Extracts from a graphics dataset
___
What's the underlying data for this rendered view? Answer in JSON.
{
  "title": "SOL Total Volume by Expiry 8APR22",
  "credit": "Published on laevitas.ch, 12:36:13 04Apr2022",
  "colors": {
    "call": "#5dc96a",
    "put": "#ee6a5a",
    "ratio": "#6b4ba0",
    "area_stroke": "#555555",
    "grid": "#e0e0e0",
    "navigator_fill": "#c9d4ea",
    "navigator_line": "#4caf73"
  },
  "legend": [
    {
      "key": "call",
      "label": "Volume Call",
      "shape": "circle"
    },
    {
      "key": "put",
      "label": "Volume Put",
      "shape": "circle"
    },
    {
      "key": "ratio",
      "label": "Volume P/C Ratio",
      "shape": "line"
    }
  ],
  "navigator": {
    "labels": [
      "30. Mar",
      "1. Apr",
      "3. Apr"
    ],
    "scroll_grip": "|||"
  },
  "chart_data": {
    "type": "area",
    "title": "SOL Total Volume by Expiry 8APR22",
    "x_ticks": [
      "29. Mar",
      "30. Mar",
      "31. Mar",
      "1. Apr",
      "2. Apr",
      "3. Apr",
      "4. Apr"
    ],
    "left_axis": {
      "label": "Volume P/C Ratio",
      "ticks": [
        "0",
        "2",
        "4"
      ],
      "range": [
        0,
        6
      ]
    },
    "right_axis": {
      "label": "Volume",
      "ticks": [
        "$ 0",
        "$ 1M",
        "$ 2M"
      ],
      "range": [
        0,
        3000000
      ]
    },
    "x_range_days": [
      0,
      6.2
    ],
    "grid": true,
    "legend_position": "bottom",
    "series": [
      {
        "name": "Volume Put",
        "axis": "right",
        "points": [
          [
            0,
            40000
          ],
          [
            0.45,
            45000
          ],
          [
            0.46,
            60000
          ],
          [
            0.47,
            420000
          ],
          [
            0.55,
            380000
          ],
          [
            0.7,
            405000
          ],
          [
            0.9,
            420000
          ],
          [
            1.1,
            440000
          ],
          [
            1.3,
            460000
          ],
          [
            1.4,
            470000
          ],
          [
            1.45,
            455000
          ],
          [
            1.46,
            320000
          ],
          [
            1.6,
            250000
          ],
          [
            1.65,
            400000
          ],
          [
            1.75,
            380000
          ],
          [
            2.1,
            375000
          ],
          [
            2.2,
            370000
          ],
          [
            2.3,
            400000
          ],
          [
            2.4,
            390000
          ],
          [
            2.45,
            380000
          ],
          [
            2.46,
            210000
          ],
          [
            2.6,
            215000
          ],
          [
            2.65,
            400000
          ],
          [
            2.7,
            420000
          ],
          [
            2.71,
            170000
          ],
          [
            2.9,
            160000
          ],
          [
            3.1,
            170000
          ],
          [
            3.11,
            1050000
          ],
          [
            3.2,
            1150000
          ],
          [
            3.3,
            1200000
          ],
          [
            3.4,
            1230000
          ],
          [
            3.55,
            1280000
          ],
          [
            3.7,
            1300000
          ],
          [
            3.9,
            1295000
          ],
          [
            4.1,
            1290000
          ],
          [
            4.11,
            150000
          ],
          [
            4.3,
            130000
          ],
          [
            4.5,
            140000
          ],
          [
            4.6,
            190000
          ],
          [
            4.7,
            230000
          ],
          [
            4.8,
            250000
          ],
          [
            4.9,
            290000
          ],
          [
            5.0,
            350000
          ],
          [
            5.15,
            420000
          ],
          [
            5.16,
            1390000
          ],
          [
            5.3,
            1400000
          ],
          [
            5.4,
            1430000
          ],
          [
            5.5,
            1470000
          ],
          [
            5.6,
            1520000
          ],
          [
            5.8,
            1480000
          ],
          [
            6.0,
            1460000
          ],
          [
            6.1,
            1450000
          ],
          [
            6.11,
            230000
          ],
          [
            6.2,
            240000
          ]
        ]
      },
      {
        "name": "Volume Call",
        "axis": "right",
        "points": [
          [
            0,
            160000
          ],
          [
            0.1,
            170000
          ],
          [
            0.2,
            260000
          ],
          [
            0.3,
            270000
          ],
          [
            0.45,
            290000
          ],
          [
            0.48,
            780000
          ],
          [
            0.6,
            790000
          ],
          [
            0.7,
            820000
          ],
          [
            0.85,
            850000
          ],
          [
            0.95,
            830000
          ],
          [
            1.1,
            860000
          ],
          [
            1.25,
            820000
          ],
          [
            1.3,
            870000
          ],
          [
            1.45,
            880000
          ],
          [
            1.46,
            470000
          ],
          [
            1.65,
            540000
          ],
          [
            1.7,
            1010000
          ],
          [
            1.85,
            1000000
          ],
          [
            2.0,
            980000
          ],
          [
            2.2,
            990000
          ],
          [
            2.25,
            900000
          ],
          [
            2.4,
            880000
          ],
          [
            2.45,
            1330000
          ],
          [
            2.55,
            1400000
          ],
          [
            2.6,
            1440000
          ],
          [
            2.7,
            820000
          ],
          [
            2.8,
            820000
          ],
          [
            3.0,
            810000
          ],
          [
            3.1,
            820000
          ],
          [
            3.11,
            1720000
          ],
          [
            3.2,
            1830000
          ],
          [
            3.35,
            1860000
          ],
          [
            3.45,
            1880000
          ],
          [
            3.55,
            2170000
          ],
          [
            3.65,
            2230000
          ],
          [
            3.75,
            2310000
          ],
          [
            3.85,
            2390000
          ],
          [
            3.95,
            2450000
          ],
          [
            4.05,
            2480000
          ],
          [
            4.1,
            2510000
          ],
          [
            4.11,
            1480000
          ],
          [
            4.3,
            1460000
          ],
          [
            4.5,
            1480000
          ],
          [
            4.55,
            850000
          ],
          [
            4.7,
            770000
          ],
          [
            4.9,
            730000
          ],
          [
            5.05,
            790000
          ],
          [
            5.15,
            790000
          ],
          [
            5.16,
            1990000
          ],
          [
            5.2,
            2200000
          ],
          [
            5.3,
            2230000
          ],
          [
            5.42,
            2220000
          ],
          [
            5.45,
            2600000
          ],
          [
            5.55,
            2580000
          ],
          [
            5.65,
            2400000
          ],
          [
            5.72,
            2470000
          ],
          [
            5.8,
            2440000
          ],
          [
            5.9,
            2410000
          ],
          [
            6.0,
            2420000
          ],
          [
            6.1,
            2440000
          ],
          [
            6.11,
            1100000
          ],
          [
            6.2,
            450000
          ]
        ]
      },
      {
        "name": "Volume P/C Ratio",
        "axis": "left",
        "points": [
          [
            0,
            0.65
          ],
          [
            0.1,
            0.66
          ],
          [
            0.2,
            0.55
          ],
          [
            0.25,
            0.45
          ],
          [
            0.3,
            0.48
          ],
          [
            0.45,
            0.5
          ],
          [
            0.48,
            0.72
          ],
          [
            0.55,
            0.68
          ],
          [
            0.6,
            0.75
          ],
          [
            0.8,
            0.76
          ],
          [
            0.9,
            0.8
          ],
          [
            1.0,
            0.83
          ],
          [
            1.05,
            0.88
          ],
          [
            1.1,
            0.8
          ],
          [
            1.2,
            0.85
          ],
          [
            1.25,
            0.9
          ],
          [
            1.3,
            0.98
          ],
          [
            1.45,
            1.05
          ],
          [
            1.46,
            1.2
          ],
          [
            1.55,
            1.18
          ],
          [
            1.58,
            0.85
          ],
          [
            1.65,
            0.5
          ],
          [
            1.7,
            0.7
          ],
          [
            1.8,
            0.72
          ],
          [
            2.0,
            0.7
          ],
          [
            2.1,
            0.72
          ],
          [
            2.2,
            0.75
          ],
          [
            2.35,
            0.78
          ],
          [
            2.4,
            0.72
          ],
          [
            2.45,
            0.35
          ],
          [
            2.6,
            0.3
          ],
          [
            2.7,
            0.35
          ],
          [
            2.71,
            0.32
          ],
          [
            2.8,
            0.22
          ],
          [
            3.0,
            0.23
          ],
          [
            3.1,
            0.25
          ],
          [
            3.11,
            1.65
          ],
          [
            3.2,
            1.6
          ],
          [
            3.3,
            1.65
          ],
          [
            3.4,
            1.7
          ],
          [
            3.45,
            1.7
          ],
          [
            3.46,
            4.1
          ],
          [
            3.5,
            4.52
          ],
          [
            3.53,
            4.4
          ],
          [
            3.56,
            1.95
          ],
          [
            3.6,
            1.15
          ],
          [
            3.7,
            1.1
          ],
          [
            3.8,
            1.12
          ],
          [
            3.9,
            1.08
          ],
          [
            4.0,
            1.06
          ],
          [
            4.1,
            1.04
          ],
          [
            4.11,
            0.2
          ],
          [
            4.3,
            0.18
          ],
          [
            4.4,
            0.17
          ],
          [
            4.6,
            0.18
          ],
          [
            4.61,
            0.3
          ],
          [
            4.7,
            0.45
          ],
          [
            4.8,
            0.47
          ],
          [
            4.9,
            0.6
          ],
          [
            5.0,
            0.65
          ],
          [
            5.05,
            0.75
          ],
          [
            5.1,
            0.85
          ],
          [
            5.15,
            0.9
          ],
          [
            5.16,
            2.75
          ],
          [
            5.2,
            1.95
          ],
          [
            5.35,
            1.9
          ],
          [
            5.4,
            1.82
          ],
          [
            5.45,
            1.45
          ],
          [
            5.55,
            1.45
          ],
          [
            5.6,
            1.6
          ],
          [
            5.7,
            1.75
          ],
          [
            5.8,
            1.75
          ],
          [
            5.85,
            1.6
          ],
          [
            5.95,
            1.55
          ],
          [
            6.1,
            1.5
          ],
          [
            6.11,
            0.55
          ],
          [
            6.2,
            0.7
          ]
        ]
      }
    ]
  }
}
___
• SHORT PROBLEM:
In the records above, locate each line with the word "title". Copy all such lines.

• THE COMPLETED TASK:
  "title": "SOL Total Volume by Expiry 8APR22",
    "title": "SOL Total Volume by Expiry 8APR22",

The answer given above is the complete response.